### [EXERCISE]
Copy out the data below verbatim.

### [DATA SUPPLIED]
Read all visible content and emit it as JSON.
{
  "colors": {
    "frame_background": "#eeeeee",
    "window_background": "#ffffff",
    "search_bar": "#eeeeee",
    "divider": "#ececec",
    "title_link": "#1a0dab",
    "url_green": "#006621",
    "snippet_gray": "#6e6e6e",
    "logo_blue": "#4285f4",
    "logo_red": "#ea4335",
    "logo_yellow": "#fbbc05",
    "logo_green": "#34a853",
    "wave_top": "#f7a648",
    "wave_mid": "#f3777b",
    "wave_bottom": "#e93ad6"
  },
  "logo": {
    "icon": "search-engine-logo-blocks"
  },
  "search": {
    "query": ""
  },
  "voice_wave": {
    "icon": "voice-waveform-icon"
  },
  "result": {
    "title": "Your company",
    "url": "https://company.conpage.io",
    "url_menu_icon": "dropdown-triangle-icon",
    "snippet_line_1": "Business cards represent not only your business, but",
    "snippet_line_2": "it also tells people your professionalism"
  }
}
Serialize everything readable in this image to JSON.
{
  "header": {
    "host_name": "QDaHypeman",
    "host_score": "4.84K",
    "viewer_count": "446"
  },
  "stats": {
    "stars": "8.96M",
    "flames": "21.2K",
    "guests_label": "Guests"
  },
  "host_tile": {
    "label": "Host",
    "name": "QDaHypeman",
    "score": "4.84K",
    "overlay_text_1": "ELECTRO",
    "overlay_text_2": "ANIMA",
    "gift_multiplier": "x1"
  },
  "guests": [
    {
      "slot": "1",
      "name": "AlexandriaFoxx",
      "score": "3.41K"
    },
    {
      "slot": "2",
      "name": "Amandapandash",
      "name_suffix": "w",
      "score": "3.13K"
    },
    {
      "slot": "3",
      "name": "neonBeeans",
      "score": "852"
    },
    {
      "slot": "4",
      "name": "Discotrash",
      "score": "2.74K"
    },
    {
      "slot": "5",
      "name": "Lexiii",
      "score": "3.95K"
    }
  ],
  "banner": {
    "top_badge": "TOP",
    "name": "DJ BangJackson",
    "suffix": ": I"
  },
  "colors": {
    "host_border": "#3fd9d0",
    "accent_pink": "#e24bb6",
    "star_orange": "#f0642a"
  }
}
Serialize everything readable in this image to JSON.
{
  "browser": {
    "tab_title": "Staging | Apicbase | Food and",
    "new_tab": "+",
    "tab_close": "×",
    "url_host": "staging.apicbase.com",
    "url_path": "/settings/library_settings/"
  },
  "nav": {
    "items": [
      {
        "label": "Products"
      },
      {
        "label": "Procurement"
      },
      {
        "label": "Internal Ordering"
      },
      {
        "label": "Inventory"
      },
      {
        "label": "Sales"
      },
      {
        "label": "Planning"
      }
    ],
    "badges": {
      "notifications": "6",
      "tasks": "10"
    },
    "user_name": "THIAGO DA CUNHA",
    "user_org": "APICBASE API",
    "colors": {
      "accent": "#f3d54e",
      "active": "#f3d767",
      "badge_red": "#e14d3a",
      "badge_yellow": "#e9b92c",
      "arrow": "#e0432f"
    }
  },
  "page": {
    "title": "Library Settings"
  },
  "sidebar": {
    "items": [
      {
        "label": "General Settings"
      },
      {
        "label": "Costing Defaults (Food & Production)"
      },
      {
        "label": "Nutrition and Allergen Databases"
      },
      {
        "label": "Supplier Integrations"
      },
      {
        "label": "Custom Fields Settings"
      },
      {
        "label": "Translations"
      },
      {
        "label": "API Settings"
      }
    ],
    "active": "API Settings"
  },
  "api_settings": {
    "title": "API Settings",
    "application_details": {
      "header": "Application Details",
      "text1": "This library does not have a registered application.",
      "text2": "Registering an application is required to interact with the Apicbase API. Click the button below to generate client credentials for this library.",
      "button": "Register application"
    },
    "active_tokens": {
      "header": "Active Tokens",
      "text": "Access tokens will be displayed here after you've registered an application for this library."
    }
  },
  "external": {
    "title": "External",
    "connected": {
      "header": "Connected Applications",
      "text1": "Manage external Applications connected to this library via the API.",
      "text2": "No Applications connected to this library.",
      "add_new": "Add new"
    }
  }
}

### [FINISHED EXERCISE]
Read all visible content and emit it as JSON.
{
  "colors": {
    "frame_background": "#eeeeee",
    "window_background": "#ffffff",
    "search_bar": "#eeeeee",
    "divider": "#ececec",
    "title_link": "#1a0dab",
    "url_green": "#006621",
    "snippet_gray": "#6e6e6e",
    "logo_blue": "#4285f4",
    "logo_red": "#ea4335",
    "logo_yellow": "#fbbc05",
    "logo_green": "#34a853",
    "wave_top": "#f7a648",
    "wave_mid": "#f3777b",
    "wave_bottom": "#e93ad6"
  },
  "logo": {
    "icon": "search-engine-logo-blocks"
  },
  "search": {
    "query": ""
  },
  "voice_wave": {
    "icon": "voice-waveform-icon"
  },
  "result": {
    "title": "Your company",
    "url": "https://company.conpage.io",
    "url_menu_icon": "dropdown-triangle-icon",
    "snippet_line_1": "Business cards represent not only your business, but",
    "snippet_line_2": "it also tells people your professionalism"
  }
}
Serialize everything readable in this image to JSON.
{
  "header": {
    "host_name": "QDaHypeman",
    "host_score": "4.84K",
    "viewer_count": "446"
  },
  "stats": {
    "stars": "8.96M",
    "flames": "21.2K",
    "guests_label": "Guests"
  },
  "host_tile": {
    "label": "Host",
    "name": "QDaHypeman",
    "score": "4.84K",
    "overlay_text_1": "ELECTRO",
    "overlay_text_2": "ANIMA",
    "gift_multiplier": "x1"
  },
  "guests": [
    {
      "slot": "1",
      "name": "AlexandriaFoxx",
      "score": "3.41K"
    },
    {
      "slot": "2",
      "name": "Amandapandash",
      "name_suffix": "w",
      "score": "3.13K"
    },
    {
      "slot": "3",
      "name": "neonBeeans",
      "score": "852"
    },
    {
      "slot": "4",
      "name": "Discotrash",
      "score": "2.74K"
    },
    {
      "slot": "5",
      "name": "Lexiii",
      "score": "3.95K"
    }
  ],
  "banner": {
    "top_badge": "TOP",
    "name": "DJ BangJackson",
    "suffix": ": I"
  },
  "colors": {
    "host_border": "#3fd9d0",
    "accent_pink": "#e24bb6",
    "star_orange": "#f0642a"
  }
}
Serialize everything readable in this image to JSON.
{
  "browser": {
    "tab_title": "Staging | Apicbase | Food and",
    "new_tab": "+",
    "tab_close": "×",
    "url_host": "staging.apicbase.com",
    "url_path": "/settings/library_settings/"
  },
  "nav": {
    "items": [
      {
        "label": "Products"
      },
      {
        "label": "Procurement"
      },
      {
        "label": "Internal Ordering"
      },
      {
        "label": "Inventory"
      },
      {
        "label": "Sales"
      },
      {
        "label": "Planning"
      }
    ],
    "badges": {
      "notifications": "6",
      "tasks": "10"
    },
    "user_name": "THIAGO DA CUNHA",
    "user_org": "APICBASE API",
    "colors": {
      "accent": "#f3d54e",
      "active": "#f3d767",
      "badge_red": "#e14d3a",
      "badge_yellow": "#e9b92c",
      "arrow": "#e0432f"
    }
  },
  "page": {
    "title": "Library Settings"
  },
  "sidebar": {
    "items": [
      {
        "label": "General Settings"
      },
      {
        "label": "Costing Defaults (Food & Production)"
      },
      {
        "label": "Nutrition and Allergen Databases"
      },
      {
        "label": "Supplier Integrations"
      },
      {
        "label": "Custom Fields Settings"
      },
      {
        "label": "Translations"
      },
      {
        "label": "API Settings"
      }
    ],
    "active": "API Settings"
  },
  "api_settings": {
    "title": "API Settings",
    "application_details": {
      "header": "Application Details",
      "text1": "This library does not have a registered application.",
      "text2": "Registering an application is required to interact with the Apicbase API. Click the button below to generate client credentials for this library.",
      "button": "Register application"
    },
    "active_tokens": {
      "header": "Active Tokens",
      "text": "Access tokens will be displayed here after you've registered an application for this library."
    }
  },
  "external": {
    "title": "External",
    "connected": {
      "header": "Connected Applications",
      "text1": "Manage external Applications connected to this library via the API.",
      "text2": "No Applications connected to this library.",
      "add_new": "Add new"
    }
  }
}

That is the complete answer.